[The request] Pull out every line with the word "中国石文化".

--

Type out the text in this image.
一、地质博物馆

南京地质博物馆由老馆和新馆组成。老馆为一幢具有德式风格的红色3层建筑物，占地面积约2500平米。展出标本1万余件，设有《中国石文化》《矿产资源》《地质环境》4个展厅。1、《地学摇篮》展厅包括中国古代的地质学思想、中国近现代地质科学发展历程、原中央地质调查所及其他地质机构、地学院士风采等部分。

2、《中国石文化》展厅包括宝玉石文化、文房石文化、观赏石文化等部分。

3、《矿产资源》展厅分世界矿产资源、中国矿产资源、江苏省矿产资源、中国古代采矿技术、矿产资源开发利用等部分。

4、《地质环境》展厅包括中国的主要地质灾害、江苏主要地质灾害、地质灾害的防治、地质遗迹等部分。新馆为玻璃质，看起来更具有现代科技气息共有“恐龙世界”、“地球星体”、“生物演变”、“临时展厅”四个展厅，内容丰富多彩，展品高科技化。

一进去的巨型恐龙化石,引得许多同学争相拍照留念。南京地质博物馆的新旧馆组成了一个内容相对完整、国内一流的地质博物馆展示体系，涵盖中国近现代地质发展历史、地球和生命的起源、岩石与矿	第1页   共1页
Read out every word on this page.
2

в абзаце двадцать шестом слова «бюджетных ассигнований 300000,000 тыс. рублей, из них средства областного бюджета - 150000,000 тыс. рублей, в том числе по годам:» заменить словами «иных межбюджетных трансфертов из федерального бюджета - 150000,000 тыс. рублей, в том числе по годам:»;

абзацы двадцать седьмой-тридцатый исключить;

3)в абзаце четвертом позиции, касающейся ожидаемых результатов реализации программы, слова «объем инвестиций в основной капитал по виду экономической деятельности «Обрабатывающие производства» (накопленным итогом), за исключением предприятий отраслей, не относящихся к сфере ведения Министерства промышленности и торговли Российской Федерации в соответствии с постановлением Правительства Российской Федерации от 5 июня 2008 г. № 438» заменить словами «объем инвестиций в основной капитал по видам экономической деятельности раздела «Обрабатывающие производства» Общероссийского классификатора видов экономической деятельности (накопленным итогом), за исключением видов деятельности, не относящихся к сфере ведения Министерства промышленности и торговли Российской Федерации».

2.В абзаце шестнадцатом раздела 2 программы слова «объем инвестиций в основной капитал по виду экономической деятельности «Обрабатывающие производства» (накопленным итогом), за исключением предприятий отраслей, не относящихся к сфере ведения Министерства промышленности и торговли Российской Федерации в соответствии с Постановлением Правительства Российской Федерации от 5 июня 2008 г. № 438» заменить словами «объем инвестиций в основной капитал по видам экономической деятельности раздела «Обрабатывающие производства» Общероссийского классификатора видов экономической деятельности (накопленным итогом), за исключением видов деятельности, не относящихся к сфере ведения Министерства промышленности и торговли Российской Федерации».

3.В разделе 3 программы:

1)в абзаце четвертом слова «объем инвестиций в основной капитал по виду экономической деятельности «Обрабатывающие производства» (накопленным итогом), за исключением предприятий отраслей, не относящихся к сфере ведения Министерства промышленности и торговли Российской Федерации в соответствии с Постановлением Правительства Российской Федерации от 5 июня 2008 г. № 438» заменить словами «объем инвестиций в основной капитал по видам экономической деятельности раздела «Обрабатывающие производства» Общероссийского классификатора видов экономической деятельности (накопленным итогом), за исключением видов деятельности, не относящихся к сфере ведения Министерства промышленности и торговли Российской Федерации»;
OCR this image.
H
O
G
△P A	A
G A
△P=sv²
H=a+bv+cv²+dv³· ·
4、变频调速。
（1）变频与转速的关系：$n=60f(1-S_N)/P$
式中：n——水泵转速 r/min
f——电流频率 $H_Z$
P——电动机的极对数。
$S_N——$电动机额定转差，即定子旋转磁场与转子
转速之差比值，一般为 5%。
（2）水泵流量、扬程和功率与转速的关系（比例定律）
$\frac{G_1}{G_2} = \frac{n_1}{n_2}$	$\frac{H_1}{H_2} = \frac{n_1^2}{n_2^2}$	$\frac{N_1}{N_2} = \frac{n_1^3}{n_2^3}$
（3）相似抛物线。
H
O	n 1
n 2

--

[Expected answer]
南京地质博物馆由老馆和新馆组成。老馆为一幢具有德式风格的红色3层建筑物，占地面积约2500平米。展出标本1万余件，设有《中国石文化》《矿产资源》《地质环境》4个展厅。1、《地学摇篮》展厅包括中国古代的地质学思想、中国近现代地质科学发展历程、原中央地质调查所及其他地质机构、地学院士风采等部分。
2、《中国石文化》展厅包括宝玉石文化、文房石文化、观赏石文化等部分。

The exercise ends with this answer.